Work through the data line by line, gathering every line that has the word "healthcare".

** Begin Dataset excerpts **

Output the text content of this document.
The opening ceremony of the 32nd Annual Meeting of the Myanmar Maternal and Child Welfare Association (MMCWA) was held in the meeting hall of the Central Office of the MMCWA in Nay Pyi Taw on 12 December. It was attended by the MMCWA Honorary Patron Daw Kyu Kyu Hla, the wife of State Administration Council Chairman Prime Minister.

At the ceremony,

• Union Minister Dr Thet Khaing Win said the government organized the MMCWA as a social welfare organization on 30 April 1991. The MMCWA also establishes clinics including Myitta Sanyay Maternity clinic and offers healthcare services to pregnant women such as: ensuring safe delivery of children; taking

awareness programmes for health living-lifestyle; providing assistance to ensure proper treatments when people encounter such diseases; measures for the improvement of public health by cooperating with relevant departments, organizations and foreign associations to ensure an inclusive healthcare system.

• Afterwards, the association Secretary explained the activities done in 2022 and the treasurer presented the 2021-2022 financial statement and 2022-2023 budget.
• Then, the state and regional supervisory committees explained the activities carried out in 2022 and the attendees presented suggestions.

** End Dataset excerpts **
** Begin Dataset excerpts **

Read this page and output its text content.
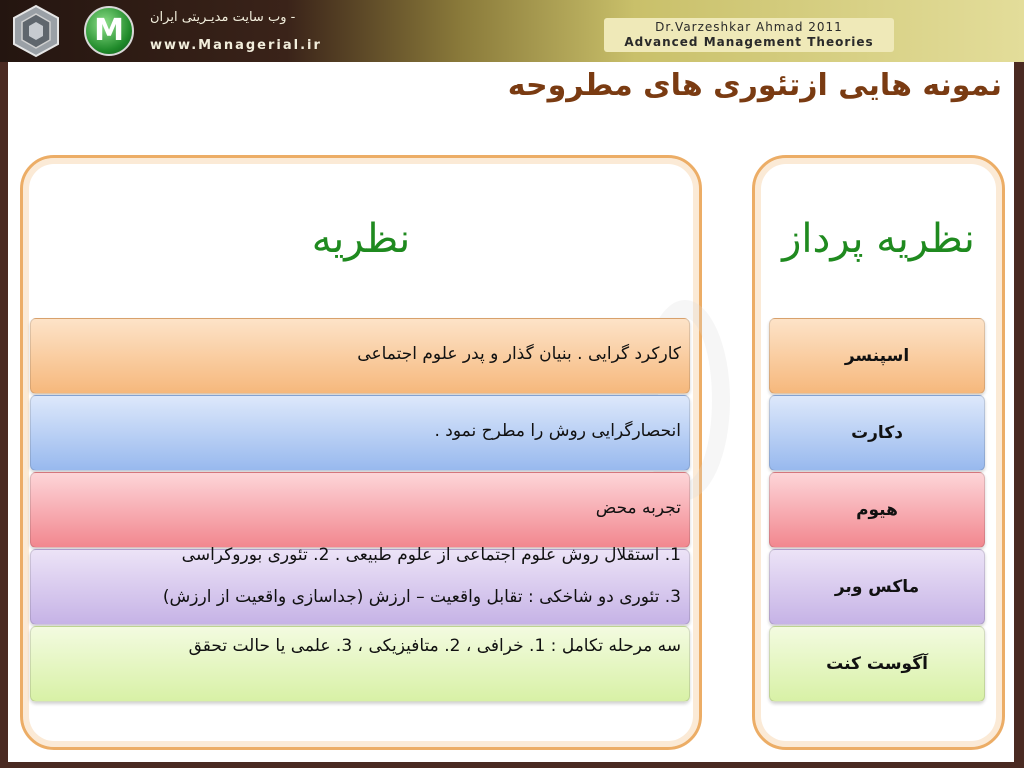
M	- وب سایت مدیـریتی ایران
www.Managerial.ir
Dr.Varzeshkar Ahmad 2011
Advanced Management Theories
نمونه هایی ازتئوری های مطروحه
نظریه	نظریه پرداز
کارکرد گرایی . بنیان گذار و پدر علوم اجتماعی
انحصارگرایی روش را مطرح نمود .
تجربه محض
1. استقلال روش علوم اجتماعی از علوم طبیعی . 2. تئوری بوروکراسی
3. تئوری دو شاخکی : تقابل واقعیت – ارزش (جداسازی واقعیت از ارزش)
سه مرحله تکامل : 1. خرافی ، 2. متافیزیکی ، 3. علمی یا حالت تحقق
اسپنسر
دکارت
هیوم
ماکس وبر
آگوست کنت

** End Dataset excerpts **
** Begin Dataset excerpts **

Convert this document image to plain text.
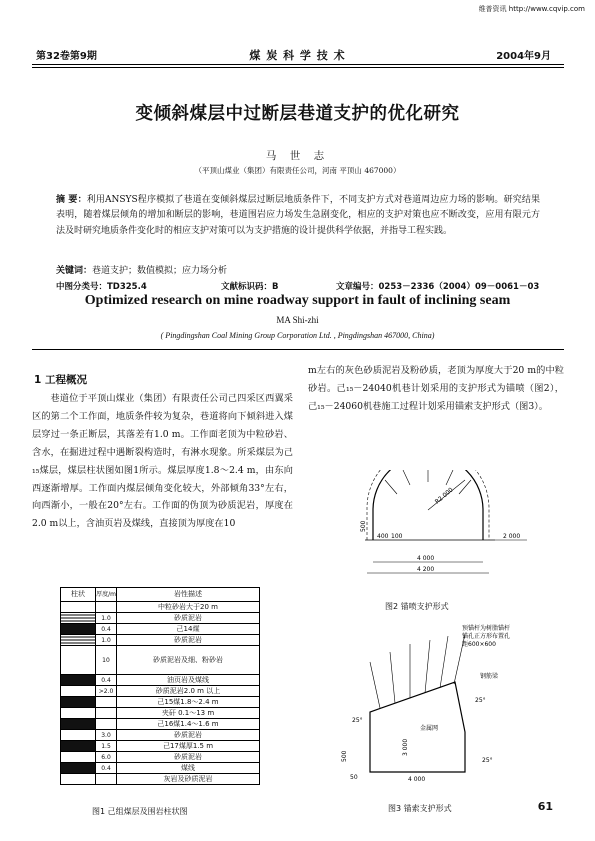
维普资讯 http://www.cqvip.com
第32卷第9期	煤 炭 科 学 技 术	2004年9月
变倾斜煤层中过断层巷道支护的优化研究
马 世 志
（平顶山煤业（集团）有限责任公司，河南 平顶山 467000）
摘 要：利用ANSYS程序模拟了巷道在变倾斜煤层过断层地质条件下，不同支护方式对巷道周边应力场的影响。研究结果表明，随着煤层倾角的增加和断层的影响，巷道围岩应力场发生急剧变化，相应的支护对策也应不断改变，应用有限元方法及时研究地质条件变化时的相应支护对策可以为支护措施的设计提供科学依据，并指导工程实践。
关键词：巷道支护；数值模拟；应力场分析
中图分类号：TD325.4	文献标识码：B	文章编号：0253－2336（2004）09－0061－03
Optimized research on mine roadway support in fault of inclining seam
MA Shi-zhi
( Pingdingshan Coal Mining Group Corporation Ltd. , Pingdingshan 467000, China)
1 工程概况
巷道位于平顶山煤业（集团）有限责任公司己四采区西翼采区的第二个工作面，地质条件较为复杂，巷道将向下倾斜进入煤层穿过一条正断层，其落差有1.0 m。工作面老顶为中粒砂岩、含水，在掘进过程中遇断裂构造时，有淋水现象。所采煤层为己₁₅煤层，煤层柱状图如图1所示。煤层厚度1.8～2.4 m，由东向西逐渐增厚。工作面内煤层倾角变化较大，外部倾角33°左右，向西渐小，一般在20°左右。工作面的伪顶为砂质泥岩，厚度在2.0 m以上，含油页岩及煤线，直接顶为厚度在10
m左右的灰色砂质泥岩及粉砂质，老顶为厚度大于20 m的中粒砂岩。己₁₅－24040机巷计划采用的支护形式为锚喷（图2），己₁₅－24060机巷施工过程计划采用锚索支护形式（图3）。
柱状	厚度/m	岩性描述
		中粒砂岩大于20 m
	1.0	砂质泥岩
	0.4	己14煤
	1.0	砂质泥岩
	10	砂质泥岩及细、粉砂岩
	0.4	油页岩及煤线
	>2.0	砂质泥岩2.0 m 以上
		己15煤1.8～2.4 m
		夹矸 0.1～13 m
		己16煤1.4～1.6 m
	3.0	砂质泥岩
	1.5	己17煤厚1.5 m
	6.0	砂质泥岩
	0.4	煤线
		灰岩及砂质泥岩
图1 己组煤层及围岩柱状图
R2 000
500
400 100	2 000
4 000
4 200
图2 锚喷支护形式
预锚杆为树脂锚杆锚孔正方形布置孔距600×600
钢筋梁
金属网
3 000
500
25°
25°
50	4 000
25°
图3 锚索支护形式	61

** End Dataset excerpts **

• _Answer to the exercise_:
• Union Minister Dr Thet Khaing Win said the government organized the MMCWA as a social welfare organization on 30 April 1991. The MMCWA also establishes clinics including Myitta Sanyay Maternity clinic and offers healthcare services to pregnant women such as: ensuring safe delivery of children; taking
awareness programmes for health living-lifestyle; providing assistance to ensure proper treatments when people encounter such diseases; measures for the improvement of public health by cooperating with relevant departments, organizations and foreign associations to ensure an inclusive healthcare system.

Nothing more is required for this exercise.